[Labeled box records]

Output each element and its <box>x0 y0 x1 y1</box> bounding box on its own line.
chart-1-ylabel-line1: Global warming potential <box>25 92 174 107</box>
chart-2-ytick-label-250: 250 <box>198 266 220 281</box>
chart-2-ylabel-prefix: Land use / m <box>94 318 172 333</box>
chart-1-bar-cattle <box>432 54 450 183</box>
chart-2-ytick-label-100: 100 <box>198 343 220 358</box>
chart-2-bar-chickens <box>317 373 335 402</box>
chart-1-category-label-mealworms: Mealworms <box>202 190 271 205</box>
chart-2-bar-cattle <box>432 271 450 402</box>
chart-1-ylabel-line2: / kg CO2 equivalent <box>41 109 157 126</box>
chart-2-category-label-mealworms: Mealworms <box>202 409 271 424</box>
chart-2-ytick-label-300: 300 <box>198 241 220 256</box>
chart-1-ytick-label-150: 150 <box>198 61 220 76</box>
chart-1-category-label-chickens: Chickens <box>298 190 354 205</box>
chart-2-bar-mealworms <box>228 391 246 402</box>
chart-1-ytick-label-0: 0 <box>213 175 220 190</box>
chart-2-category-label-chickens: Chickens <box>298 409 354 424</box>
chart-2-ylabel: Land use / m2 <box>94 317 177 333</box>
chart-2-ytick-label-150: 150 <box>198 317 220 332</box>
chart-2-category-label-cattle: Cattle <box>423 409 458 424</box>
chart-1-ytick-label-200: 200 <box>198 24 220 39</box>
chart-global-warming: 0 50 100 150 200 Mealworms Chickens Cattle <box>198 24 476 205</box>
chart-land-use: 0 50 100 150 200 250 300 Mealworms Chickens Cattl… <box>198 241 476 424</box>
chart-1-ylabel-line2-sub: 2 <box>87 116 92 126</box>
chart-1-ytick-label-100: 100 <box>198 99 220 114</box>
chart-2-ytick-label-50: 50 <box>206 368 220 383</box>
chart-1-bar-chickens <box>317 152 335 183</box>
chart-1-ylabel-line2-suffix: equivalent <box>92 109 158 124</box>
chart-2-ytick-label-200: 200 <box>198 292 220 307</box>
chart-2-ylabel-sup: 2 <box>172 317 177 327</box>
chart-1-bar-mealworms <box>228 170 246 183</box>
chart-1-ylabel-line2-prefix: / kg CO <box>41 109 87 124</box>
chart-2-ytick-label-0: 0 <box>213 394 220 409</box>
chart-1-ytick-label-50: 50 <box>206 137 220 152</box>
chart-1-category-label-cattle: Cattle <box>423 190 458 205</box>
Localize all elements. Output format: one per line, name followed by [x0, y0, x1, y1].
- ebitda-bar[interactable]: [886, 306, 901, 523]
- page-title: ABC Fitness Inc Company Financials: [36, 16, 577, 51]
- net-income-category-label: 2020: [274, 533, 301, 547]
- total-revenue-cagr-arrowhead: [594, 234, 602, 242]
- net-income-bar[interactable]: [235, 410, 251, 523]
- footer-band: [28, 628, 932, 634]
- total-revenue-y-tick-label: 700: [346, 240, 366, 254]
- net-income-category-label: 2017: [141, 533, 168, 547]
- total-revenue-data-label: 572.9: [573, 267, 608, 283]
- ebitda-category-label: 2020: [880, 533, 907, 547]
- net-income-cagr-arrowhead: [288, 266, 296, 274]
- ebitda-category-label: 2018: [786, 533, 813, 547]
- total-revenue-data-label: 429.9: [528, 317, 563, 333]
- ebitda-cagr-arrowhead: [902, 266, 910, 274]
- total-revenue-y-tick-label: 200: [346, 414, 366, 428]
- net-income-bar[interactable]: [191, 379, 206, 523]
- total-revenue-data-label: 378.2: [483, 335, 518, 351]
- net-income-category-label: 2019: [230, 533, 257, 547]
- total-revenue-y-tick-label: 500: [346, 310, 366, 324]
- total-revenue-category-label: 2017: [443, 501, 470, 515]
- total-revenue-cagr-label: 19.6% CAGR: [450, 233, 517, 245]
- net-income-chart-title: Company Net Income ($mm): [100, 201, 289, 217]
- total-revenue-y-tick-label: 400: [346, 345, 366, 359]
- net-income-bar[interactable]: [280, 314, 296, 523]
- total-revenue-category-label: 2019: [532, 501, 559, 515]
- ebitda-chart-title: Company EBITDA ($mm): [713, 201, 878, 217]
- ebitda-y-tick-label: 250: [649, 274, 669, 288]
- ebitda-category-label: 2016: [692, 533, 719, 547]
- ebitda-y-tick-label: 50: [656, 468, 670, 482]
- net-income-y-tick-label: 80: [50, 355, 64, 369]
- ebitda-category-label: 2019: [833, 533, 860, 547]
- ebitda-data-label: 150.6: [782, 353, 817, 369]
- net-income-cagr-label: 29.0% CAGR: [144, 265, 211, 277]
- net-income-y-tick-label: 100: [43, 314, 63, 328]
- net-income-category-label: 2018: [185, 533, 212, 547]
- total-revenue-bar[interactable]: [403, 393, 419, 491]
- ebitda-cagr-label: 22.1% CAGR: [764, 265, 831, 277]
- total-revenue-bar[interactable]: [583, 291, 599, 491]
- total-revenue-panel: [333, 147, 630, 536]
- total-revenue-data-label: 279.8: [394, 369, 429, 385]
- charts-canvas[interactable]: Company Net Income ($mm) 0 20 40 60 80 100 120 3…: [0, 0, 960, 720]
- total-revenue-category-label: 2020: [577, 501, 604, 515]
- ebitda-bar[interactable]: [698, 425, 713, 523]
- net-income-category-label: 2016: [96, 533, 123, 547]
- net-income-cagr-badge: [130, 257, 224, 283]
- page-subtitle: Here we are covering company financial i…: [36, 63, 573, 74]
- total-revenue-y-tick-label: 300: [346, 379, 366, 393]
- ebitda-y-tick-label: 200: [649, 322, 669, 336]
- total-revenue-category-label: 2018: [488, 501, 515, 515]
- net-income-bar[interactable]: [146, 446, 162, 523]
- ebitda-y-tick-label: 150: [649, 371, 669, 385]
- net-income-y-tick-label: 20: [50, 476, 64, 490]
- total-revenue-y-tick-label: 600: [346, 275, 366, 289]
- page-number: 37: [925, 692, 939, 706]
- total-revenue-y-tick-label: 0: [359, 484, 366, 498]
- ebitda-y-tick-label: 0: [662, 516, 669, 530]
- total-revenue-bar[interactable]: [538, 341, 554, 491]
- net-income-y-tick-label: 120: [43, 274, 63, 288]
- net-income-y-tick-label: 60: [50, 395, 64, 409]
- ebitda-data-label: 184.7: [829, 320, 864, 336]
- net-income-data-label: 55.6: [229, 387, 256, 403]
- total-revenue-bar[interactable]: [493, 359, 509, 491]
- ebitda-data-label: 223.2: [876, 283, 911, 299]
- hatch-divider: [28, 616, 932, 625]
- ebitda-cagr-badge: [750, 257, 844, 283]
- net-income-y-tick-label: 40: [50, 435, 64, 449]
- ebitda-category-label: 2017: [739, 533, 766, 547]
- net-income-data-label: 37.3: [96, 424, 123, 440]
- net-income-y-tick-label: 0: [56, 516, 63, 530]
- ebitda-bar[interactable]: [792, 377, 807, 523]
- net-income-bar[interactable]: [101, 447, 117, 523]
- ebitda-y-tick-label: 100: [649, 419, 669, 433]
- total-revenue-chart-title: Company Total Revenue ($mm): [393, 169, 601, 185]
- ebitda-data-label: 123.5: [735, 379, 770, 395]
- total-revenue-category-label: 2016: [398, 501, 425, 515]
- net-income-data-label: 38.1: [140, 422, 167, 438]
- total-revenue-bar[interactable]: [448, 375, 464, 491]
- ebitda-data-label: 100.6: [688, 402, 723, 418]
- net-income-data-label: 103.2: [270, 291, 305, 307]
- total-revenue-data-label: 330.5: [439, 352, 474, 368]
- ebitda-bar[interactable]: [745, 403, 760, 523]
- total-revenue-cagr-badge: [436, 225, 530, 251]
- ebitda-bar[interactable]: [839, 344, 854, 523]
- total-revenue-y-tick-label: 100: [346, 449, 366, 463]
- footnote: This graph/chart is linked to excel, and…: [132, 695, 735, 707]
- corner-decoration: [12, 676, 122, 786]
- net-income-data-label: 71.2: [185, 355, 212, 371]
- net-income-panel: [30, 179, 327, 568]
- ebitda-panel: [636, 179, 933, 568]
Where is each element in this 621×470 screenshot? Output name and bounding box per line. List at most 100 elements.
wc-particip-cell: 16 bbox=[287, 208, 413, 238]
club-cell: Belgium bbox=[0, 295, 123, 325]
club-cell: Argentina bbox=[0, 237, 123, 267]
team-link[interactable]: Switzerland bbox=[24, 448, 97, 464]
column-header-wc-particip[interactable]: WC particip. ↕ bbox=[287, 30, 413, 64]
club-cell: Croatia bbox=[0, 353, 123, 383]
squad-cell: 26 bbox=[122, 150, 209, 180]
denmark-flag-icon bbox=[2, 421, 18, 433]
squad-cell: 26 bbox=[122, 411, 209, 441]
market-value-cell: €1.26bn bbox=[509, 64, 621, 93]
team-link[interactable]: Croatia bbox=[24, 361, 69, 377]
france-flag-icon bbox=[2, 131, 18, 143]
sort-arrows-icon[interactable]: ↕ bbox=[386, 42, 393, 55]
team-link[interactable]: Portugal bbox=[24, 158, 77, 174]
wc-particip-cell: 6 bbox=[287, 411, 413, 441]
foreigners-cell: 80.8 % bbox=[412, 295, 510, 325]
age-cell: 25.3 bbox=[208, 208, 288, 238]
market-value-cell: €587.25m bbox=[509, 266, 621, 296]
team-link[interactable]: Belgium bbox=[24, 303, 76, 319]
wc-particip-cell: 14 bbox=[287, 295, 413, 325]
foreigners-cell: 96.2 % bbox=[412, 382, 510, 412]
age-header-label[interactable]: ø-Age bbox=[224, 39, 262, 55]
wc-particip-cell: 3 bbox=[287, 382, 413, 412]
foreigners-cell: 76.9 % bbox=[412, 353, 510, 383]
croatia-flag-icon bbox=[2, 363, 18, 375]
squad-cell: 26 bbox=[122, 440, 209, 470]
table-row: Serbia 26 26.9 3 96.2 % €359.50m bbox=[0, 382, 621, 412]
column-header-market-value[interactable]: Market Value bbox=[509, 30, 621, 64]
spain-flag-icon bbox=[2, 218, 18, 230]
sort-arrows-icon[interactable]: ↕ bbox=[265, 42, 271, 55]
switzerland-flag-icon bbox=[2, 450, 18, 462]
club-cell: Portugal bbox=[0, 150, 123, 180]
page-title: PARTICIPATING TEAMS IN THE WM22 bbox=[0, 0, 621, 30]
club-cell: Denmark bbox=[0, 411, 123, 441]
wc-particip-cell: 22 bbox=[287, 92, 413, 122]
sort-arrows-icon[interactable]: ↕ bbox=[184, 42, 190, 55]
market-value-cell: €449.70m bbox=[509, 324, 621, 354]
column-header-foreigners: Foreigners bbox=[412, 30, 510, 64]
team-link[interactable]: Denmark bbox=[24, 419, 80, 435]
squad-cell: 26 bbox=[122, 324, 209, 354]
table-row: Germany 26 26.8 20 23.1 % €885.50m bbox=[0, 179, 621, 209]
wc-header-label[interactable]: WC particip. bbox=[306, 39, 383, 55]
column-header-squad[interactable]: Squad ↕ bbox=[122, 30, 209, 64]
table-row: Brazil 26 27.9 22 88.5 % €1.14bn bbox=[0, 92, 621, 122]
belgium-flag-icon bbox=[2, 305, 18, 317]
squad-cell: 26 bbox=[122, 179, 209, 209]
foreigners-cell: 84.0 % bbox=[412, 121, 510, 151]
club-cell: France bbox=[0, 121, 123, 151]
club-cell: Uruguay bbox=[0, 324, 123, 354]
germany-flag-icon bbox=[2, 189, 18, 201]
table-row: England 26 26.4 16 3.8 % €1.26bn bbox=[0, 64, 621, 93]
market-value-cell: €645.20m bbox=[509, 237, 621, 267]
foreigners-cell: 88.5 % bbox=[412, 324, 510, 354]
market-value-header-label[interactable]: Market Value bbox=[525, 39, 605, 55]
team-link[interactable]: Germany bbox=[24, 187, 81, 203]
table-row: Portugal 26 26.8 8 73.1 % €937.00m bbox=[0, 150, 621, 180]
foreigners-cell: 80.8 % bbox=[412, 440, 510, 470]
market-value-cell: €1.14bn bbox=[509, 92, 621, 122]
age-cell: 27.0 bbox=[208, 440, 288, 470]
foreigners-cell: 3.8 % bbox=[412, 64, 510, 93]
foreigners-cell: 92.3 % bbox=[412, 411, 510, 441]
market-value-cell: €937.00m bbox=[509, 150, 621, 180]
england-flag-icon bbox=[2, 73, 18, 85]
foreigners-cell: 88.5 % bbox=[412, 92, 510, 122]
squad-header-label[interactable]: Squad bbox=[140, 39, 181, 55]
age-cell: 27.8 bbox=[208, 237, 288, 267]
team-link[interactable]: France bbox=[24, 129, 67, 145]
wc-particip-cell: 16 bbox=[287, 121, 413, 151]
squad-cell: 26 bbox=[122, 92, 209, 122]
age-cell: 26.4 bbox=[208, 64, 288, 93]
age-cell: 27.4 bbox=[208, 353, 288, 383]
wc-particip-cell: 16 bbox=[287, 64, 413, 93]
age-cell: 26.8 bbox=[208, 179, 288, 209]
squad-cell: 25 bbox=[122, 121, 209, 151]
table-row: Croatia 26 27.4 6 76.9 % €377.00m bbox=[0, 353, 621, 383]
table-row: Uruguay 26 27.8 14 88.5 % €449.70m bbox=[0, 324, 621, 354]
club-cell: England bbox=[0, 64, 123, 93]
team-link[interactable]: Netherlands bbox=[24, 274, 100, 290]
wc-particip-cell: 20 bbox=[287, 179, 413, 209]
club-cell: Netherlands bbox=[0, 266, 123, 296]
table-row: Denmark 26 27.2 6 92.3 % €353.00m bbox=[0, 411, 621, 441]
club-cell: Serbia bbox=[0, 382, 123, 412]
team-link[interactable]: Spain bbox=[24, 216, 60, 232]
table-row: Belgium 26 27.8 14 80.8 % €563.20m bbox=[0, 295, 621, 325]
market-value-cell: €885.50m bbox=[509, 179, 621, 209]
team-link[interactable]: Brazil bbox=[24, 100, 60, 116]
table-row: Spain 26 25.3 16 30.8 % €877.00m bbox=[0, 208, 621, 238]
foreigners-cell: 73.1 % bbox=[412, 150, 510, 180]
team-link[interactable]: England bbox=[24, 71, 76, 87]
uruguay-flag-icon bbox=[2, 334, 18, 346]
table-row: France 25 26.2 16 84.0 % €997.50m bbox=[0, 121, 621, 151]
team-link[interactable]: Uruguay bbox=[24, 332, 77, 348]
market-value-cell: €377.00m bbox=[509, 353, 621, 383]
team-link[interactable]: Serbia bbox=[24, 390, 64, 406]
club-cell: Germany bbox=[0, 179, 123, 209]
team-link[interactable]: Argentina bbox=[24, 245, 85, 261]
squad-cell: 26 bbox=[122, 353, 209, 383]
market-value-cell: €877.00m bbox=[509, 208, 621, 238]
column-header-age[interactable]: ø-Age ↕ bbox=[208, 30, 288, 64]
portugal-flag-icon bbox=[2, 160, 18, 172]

## Directive
How many lines of the listing above contain the string "ylabel", with case counting? Give only the number.

## Response
8